Structured figure records

## Begin

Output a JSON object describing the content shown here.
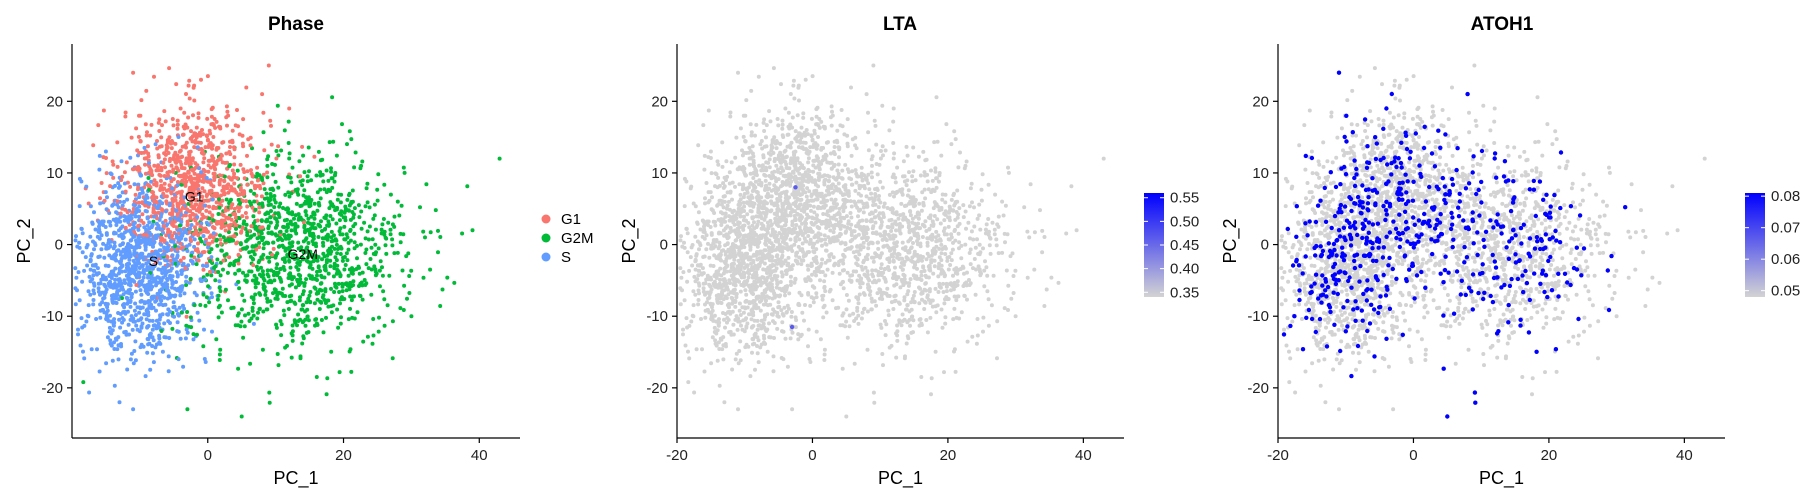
{
  "chart_data": [
    {
      "type": "scatter",
      "title": "Phase",
      "xlabel": "PC_1",
      "ylabel": "PC_2",
      "xlim": [
        -20,
        46
      ],
      "ylim": [
        -27,
        28
      ],
      "xticks": [
        0,
        20,
        40
      ],
      "yticks": [
        -20,
        -10,
        0,
        10,
        20
      ],
      "legend": {
        "position": "right",
        "entries": [
          "G1",
          "G2M",
          "S"
        ]
      },
      "cluster_labels": [
        {
          "text": "G1",
          "x": -2,
          "y": 6
        },
        {
          "text": "G2M",
          "x": 14,
          "y": -2
        },
        {
          "text": "S",
          "x": -8,
          "y": -3
        }
      ],
      "series": [
        {
          "name": "G1",
          "color": "#F8766D",
          "n": 950,
          "center": [
            -2,
            8
          ],
          "spread": [
            5.5,
            5.5
          ],
          "outliers": [
            [
              -11,
              24
            ],
            [
              -1,
              23
            ],
            [
              9,
              25
            ],
            [
              8,
              21
            ],
            [
              12,
              19
            ],
            [
              -4,
              19
            ],
            [
              3,
              18
            ]
          ]
        },
        {
          "name": "G2M",
          "color": "#00BA38",
          "n": 1150,
          "center": [
            13,
            -1
          ],
          "spread": [
            8,
            6.5
          ],
          "outliers": [
            [
              43,
              12
            ],
            [
              39,
              2
            ],
            [
              32,
              1
            ],
            [
              29,
              10
            ],
            [
              28,
              6
            ],
            [
              30,
              -10
            ],
            [
              5,
              -24
            ],
            [
              -3,
              -23
            ]
          ]
        },
        {
          "name": "S",
          "color": "#619CFF",
          "n": 1150,
          "center": [
            -10,
            -3
          ],
          "spread": [
            4.5,
            6
          ],
          "outliers": [
            [
              -13,
              -22
            ],
            [
              -11,
              -23
            ],
            [
              -15,
              13
            ],
            [
              -14,
              8
            ]
          ]
        }
      ]
    },
    {
      "type": "scatter",
      "title": "LTA",
      "xlabel": "PC_1",
      "ylabel": "PC_2",
      "xlim": [
        -20,
        46
      ],
      "ylim": [
        -27,
        28
      ],
      "xticks": [
        -20,
        0,
        20,
        40
      ],
      "yticks": [
        -20,
        -10,
        0,
        10,
        20
      ],
      "colorbar": {
        "low_color": "#D3D3D3",
        "high_color": "#0000FF",
        "ticks": [
          0.35,
          0.4,
          0.45,
          0.5,
          0.55
        ],
        "range": [
          0.34,
          0.56
        ]
      },
      "highlight_points": [
        [
          -2.5,
          8
        ],
        [
          -3,
          -11.5
        ]
      ]
    },
    {
      "type": "scatter",
      "title": "ATOH1",
      "xlabel": "PC_1",
      "ylabel": "PC_2",
      "xlim": [
        -20,
        46
      ],
      "ylim": [
        -27,
        28
      ],
      "xticks": [
        -20,
        0,
        20,
        40
      ],
      "yticks": [
        -20,
        -10,
        0,
        10,
        20
      ],
      "colorbar": {
        "low_color": "#D3D3D3",
        "high_color": "#0000FF",
        "ticks": [
          0.05,
          0.06,
          0.07,
          0.08
        ],
        "range": [
          0.048,
          0.081
        ]
      },
      "expressing_fraction": 0.17
    }
  ]
}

## End

(Instructions to follow):
Print the listing above in full, exactly as written. Omit any pictures.

(Complete answer):
Output a JSON object describing the content shown here.
{
  "chart_data": [
    {
      "type": "scatter",
      "title": "Phase",
      "xlabel": "PC_1",
      "ylabel": "PC_2",
      "xlim": [
        -20,
        46
      ],
      "ylim": [
        -27,
        28
      ],
      "xticks": [
        0,
        20,
        40
      ],
      "yticks": [
        -20,
        -10,
        0,
        10,
        20
      ],
      "legend": {
        "position": "right",
        "entries": [
          "G1",
          "G2M",
          "S"
        ]
      },
      "cluster_labels": [
        {
          "text": "G1",
          "x": -2,
          "y": 6
        },
        {
          "text": "G2M",
          "x": 14,
          "y": -2
        },
        {
          "text": "S",
          "x": -8,
          "y": -3
        }
      ],
      "series": [
        {
          "name": "G1",
          "color": "#F8766D",
          "n": 950,
          "center": [
            -2,
            8
          ],
          "spread": [
            5.5,
            5.5
          ],
          "outliers": [
            [
              -11,
              24
            ],
            [
              -1,
              23
            ],
            [
              9,
              25
            ],
            [
              8,
              21
            ],
            [
              12,
              19
            ],
            [
              -4,
              19
            ],
            [
              3,
              18
            ]
          ]
        },
        {
          "name": "G2M",
          "color": "#00BA38",
          "n": 1150,
          "center": [
            13,
            -1
          ],
          "spread": [
            8,
            6.5
          ],
          "outliers": [
            [
              43,
              12
            ],
            [
              39,
              2
            ],
            [
              32,
              1
            ],
            [
              29,
              10
            ],
            [
              28,
              6
            ],
            [
              30,
              -10
            ],
            [
              5,
              -24
            ],
            [
              -3,
              -23
            ]
          ]
        },
        {
          "name": "S",
          "color": "#619CFF",
          "n": 1150,
          "center": [
            -10,
            -3
          ],
          "spread": [
            4.5,
            6
          ],
          "outliers": [
            [
              -13,
              -22
            ],
            [
              -11,
              -23
            ],
            [
              -15,
              13
            ],
            [
              -14,
              8
            ]
          ]
        }
      ]
    },
    {
      "type": "scatter",
      "title": "LTA",
      "xlabel": "PC_1",
      "ylabel": "PC_2",
      "xlim": [
        -20,
        46
      ],
      "ylim": [
        -27,
        28
      ],
      "xticks": [
        -20,
        0,
        20,
        40
      ],
      "yticks": [
        -20,
        -10,
        0,
        10,
        20
      ],
      "colorbar": {
        "low_color": "#D3D3D3",
        "high_color": "#0000FF",
        "ticks": [
          0.35,
          0.4,
          0.45,
          0.5,
          0.55
        ],
        "range": [
          0.34,
          0.56
        ]
      },
      "highlight_points": [
        [
          -2.5,
          8
        ],
        [
          -3,
          -11.5
        ]
      ]
    },
    {
      "type": "scatter",
      "title": "ATOH1",
      "xlabel": "PC_1",
      "ylabel": "PC_2",
      "xlim": [
        -20,
        46
      ],
      "ylim": [
        -27,
        28
      ],
      "xticks": [
        -20,
        0,
        20,
        40
      ],
      "yticks": [
        -20,
        -10,
        0,
        10,
        20
      ],
      "colorbar": {
        "low_color": "#D3D3D3",
        "high_color": "#0000FF",
        "ticks": [
          0.05,
          0.06,
          0.07,
          0.08
        ],
        "range": [
          0.048,
          0.081
        ]
      },
      "expressing_fraction": 0.17
    }
  ]
}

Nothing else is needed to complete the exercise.